- TASK REQUIREMENTS -
Go through the entries below and copy each line containing the word "ratio".

- AVAILABLE RECORDS -

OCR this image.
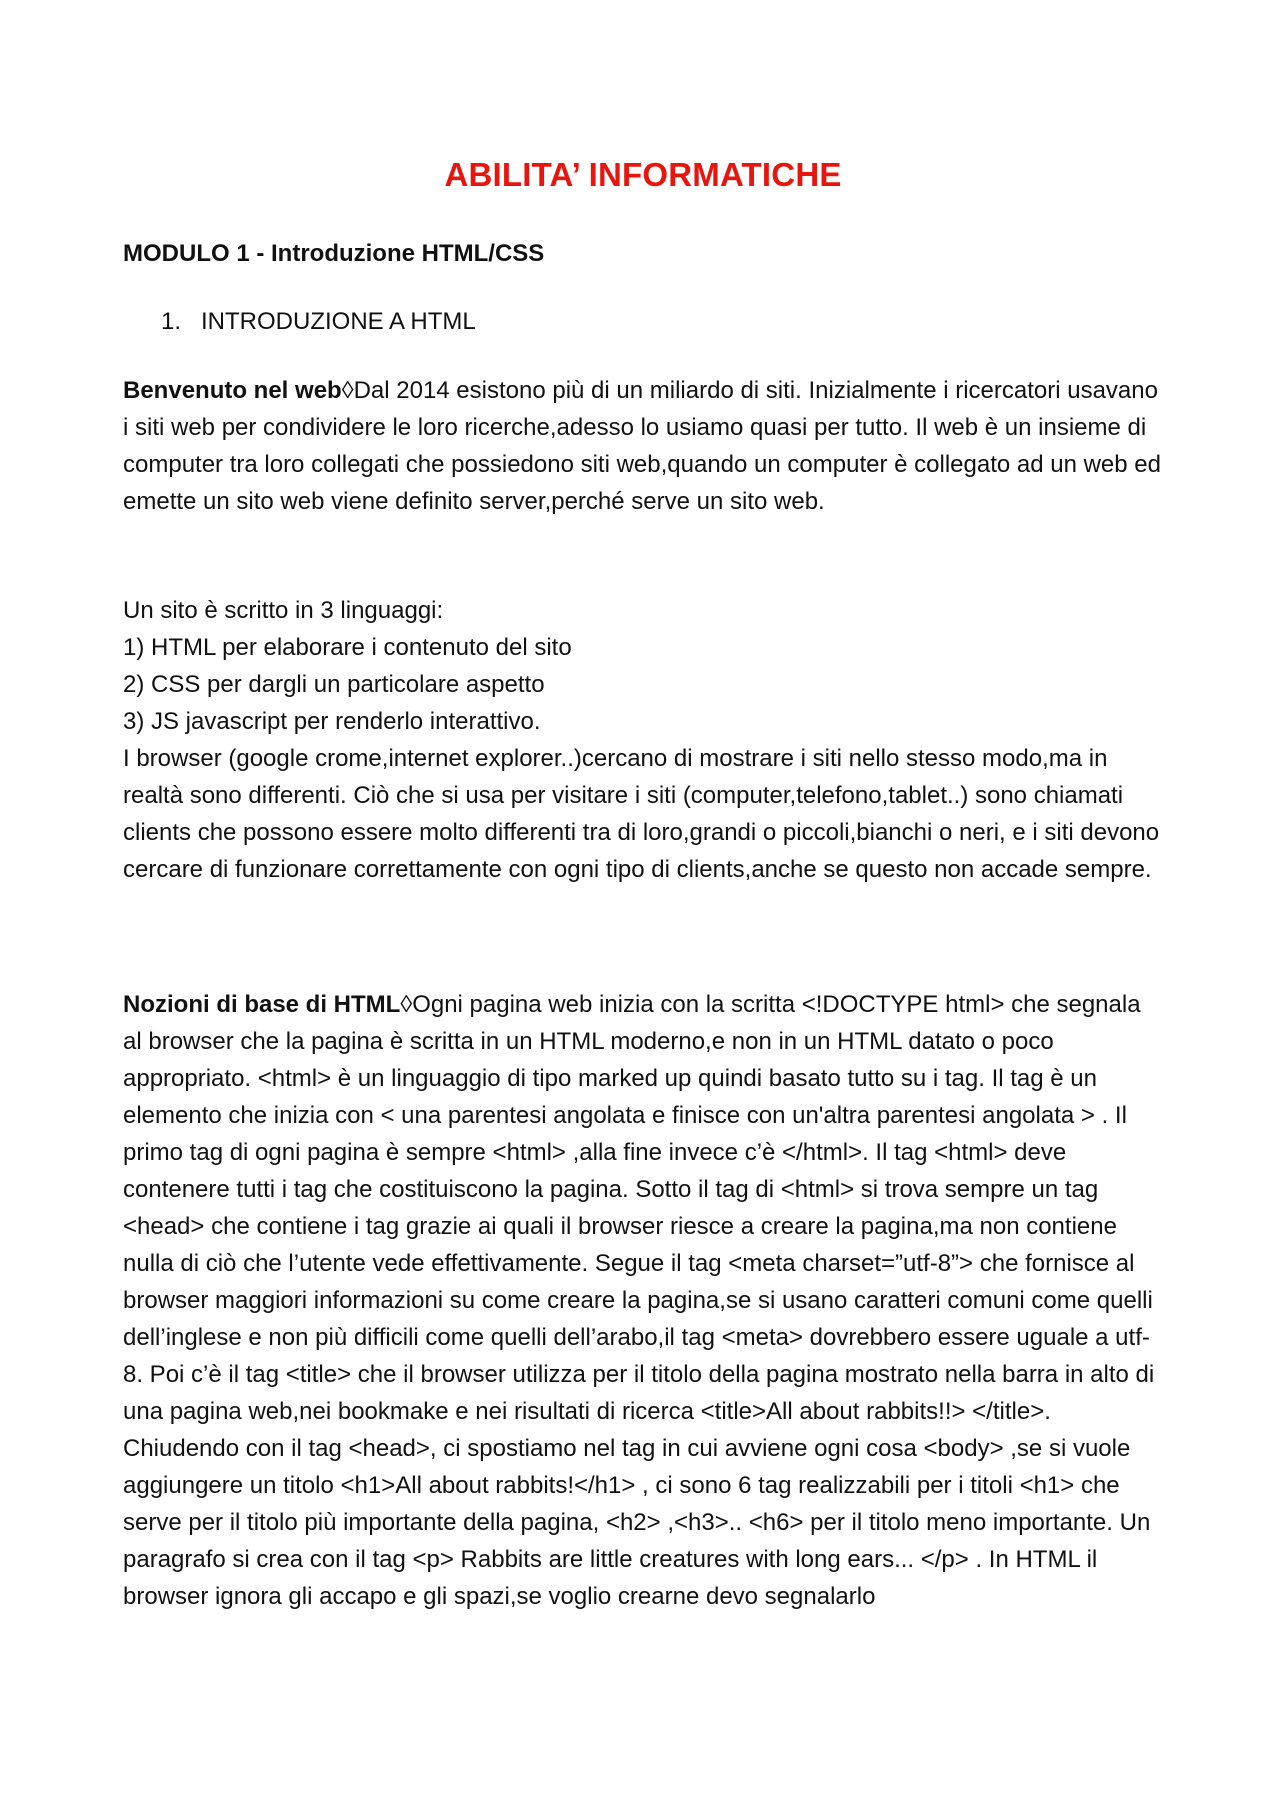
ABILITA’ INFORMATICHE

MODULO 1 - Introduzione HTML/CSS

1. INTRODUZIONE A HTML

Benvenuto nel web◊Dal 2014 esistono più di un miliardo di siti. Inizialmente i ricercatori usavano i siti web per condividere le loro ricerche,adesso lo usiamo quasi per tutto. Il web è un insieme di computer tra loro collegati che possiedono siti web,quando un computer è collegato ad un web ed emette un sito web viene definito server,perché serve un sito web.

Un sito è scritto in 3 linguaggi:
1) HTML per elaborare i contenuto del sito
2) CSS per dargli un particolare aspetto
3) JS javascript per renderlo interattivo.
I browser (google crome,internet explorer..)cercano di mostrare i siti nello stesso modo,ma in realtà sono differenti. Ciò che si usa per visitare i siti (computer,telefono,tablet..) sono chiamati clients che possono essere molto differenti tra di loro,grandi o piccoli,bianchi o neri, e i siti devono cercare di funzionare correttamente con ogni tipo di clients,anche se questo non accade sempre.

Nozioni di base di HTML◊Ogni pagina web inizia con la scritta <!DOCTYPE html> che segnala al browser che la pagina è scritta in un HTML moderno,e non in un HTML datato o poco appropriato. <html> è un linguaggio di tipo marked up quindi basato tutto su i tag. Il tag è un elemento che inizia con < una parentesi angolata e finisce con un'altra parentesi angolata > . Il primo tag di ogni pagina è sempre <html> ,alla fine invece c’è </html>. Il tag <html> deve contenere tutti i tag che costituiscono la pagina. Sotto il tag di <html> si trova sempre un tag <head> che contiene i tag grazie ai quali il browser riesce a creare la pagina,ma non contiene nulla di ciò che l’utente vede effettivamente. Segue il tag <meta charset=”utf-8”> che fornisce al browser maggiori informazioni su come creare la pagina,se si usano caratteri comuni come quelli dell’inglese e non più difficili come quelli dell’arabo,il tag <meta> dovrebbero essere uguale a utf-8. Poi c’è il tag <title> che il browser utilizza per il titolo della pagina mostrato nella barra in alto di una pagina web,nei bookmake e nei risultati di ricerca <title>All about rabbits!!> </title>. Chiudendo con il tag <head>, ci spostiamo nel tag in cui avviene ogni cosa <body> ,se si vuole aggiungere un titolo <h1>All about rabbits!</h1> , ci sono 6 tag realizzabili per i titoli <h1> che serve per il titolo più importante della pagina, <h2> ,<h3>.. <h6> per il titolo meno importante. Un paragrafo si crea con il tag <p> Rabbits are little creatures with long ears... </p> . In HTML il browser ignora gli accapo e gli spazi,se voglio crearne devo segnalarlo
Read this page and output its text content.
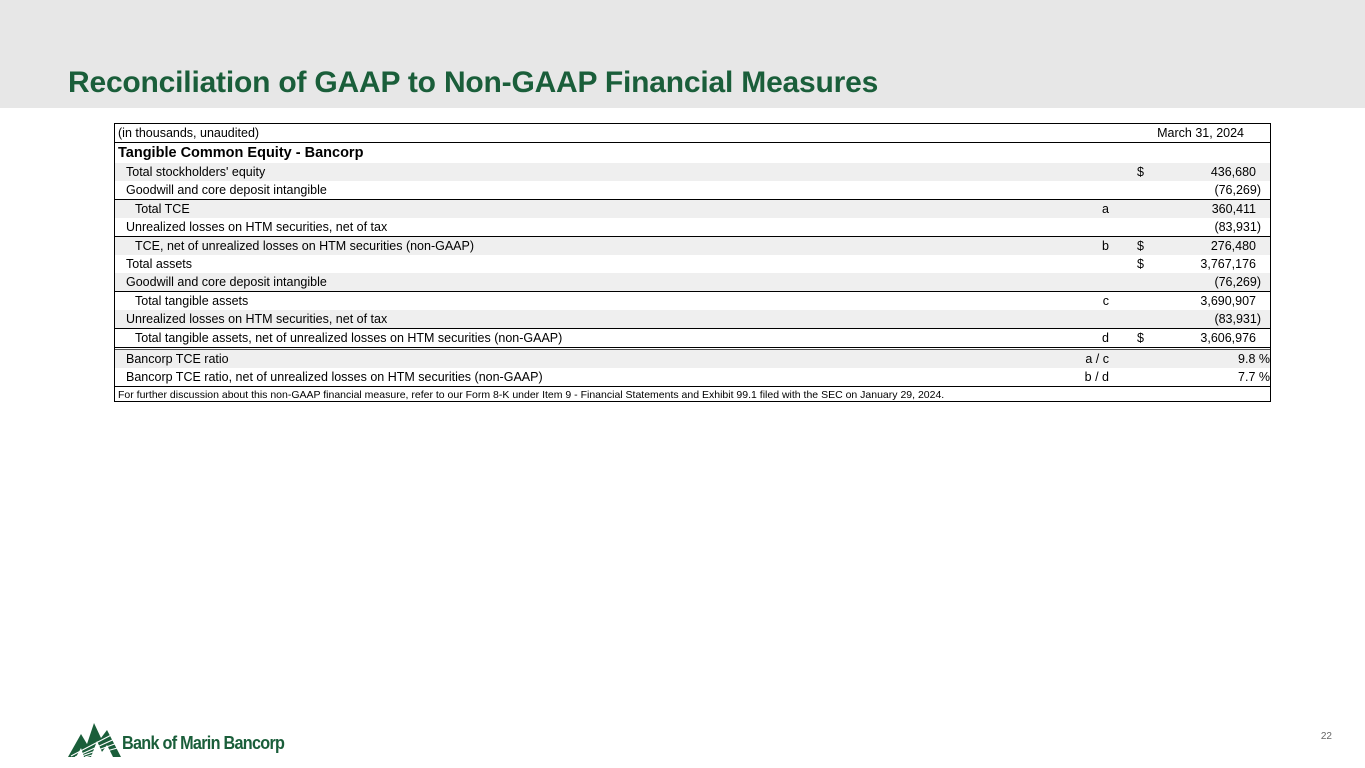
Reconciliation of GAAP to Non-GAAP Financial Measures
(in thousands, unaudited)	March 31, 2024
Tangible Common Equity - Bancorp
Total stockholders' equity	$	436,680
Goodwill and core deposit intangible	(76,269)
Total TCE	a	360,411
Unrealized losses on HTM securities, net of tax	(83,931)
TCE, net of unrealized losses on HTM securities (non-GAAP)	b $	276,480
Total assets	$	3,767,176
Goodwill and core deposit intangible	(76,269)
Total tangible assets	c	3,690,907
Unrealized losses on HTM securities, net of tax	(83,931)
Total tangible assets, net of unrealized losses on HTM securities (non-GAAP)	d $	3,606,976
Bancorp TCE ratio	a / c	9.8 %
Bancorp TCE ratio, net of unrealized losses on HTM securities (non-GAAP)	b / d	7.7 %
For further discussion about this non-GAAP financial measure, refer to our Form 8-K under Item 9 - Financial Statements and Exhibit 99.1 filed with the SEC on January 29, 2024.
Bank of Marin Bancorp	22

- CORRECT RESPONSE -
Bancorp TCE ratio	a / c	9.8 %
Bancorp TCE ratio, net of unrealized losses on HTM securities (non-GAAP)	b / d	7.7 %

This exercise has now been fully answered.